"""

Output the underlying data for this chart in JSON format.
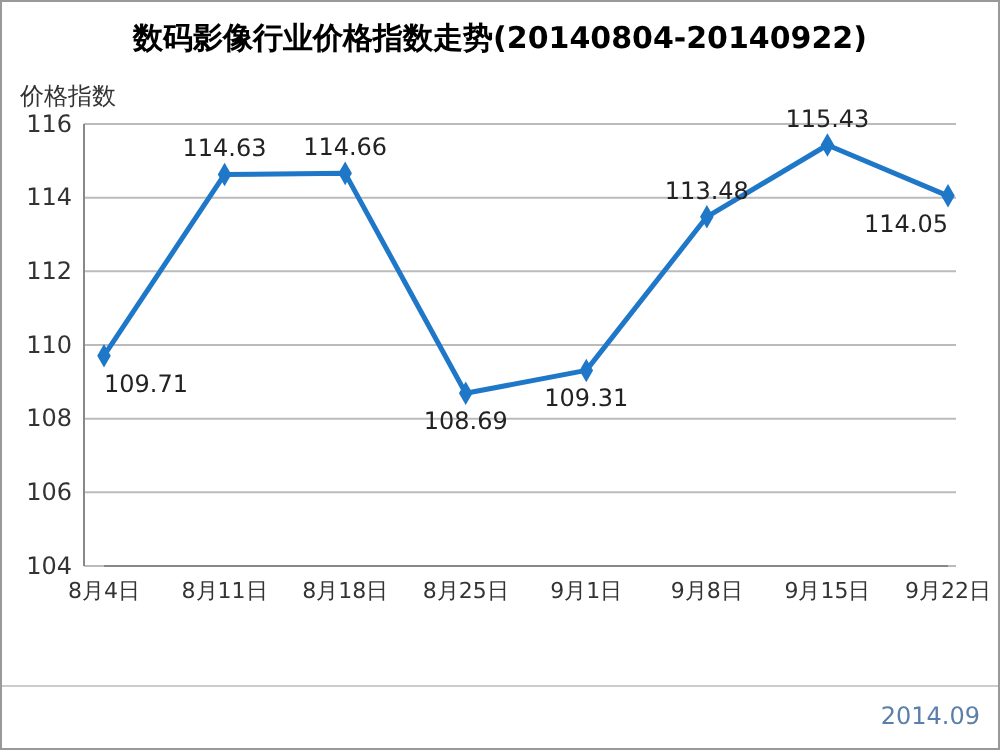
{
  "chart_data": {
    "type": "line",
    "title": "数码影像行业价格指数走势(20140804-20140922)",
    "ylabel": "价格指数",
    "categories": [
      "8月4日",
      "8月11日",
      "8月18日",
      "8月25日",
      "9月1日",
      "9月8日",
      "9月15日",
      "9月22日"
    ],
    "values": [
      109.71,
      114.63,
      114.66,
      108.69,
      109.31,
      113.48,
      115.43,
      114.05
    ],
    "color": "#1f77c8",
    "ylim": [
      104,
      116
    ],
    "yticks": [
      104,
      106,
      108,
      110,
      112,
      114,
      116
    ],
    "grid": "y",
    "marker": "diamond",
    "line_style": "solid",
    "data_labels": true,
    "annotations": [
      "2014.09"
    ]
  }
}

"""
"""

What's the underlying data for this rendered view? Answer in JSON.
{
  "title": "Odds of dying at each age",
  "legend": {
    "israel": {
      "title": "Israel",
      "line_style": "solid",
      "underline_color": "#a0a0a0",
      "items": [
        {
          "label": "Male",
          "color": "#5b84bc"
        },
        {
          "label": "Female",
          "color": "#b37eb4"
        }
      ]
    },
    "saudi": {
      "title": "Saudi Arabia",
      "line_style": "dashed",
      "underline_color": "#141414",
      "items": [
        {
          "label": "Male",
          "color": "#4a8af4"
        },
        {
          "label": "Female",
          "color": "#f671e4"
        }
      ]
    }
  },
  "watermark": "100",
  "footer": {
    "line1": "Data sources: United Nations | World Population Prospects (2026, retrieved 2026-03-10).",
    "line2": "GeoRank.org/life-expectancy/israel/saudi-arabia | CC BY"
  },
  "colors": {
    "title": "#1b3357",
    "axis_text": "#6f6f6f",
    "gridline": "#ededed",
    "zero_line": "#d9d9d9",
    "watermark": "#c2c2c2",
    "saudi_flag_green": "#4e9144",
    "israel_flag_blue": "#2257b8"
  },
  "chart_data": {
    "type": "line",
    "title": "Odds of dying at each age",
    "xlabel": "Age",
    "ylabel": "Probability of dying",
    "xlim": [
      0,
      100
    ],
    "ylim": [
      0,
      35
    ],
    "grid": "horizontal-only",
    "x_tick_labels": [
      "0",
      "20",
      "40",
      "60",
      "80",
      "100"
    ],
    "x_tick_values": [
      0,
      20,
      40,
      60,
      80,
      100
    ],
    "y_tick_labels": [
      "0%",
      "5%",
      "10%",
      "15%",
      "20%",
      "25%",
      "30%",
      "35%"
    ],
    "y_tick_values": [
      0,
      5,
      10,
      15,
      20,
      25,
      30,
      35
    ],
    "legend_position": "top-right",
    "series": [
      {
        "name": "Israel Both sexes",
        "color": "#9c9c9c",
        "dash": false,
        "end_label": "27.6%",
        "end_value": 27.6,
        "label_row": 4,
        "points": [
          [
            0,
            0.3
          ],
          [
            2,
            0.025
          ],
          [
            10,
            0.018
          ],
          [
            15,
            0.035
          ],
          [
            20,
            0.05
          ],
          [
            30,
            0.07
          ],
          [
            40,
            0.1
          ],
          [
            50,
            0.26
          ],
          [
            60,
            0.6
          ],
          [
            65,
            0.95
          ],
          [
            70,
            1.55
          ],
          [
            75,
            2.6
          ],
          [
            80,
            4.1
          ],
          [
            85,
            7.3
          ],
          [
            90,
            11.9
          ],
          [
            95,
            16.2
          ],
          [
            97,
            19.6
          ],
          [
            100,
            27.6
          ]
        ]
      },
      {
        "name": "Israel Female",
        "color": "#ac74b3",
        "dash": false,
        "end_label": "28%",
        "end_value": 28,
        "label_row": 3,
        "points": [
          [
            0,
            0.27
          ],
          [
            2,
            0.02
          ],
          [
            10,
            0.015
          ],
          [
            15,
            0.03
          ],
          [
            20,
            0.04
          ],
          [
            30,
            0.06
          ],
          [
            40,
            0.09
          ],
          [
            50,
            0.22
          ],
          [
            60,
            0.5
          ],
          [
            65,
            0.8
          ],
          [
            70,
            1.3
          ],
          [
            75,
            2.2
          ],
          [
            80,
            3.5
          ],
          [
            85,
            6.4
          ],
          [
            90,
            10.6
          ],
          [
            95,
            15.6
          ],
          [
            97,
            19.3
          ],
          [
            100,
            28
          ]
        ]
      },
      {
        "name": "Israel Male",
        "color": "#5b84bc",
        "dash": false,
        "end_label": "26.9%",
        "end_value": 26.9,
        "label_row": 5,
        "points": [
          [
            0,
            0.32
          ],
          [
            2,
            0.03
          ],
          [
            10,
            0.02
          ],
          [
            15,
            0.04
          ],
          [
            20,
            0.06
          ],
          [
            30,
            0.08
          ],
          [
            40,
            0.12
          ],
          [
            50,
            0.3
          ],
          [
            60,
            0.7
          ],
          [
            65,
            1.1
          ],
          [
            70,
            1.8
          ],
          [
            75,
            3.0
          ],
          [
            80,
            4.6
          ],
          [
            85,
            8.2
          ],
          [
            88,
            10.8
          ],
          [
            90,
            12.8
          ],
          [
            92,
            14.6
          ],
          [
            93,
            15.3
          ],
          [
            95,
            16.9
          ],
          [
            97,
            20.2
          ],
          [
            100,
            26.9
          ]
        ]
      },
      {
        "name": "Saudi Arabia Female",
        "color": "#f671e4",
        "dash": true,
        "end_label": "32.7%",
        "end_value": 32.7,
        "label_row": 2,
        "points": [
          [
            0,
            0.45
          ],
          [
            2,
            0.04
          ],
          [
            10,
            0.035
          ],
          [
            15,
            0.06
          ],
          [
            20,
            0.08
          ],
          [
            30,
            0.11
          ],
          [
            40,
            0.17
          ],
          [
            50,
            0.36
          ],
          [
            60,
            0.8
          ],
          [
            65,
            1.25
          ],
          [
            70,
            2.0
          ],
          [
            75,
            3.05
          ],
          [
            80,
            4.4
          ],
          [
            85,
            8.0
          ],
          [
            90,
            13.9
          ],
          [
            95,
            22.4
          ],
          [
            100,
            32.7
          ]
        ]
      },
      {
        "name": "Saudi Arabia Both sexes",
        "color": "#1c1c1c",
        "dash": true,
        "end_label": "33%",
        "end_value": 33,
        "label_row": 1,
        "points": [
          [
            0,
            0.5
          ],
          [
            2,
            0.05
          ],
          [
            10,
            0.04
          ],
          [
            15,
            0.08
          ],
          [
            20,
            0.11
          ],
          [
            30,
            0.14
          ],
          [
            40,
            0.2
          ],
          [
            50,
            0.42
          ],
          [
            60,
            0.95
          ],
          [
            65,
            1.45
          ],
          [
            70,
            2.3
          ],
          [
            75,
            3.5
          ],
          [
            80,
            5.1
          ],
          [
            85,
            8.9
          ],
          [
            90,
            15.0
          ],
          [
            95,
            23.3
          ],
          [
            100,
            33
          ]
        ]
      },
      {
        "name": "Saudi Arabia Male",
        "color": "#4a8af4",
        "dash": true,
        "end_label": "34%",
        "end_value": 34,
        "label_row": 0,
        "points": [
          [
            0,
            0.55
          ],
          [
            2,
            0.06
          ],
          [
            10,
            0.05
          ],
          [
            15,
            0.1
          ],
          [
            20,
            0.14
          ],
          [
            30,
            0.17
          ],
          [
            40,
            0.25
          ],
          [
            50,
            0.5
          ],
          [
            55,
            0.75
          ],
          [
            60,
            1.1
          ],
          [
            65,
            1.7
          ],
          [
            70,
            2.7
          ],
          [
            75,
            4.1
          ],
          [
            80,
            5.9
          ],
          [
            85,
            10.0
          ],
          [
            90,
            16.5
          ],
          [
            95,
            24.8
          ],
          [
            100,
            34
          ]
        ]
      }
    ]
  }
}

"""

§ Your objective: Copy all lines from the material that include "this".

§ Answer to the task:
Output the underlying data for this chart in JSON format.
What's the underlying data for this rendered view? Answer in JSON.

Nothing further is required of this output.